**Data in this exercise**
====================
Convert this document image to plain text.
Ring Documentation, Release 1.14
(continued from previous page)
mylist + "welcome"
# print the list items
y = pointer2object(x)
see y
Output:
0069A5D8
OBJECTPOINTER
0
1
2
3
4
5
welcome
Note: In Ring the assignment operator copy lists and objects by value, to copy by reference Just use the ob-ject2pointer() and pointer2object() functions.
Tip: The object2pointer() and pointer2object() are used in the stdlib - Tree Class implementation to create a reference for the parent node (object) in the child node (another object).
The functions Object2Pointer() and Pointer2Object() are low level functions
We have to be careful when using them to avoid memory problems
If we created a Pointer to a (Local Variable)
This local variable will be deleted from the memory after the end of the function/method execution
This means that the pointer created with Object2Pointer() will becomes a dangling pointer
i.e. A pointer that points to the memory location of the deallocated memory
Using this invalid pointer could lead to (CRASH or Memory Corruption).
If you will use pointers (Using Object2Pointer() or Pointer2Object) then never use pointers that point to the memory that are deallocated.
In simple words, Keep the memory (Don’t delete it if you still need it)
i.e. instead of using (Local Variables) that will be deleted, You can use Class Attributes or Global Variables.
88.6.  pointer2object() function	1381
====================
**Task**
Word for word, extract all the records.

**Full answer**
Convert this document image to plain text.
Ring Documentation, Release 1.14
(continued from previous page)
mylist + "welcome"
# print the list items
y = pointer2object(x)
see y
Output:
0069A5D8
OBJECTPOINTER
0
1
2
3
4
5
welcome
Note: In Ring the assignment operator copy lists and objects by value, to copy by reference Just use the ob-ject2pointer() and pointer2object() functions.
Tip: The object2pointer() and pointer2object() are used in the stdlib - Tree Class implementation to create a reference for the parent node (object) in the child node (another object).
The functions Object2Pointer() and Pointer2Object() are low level functions
We have to be careful when using them to avoid memory problems
If we created a Pointer to a (Local Variable)
This local variable will be deleted from the memory after the end of the function/method execution
This means that the pointer created with Object2Pointer() will becomes a dangling pointer
i.e. A pointer that points to the memory location of the deallocated memory
Using this invalid pointer could lead to (CRASH or Memory Corruption).
If you will use pointers (Using Object2Pointer() or Pointer2Object) then never use pointers that point to the memory that are deallocated.
In simple words, Keep the memory (Don’t delete it if you still need it)
i.e. instead of using (Local Variables) that will be deleted, You can use Class Attributes or Global Variables.
88.6.  pointer2object() function	1381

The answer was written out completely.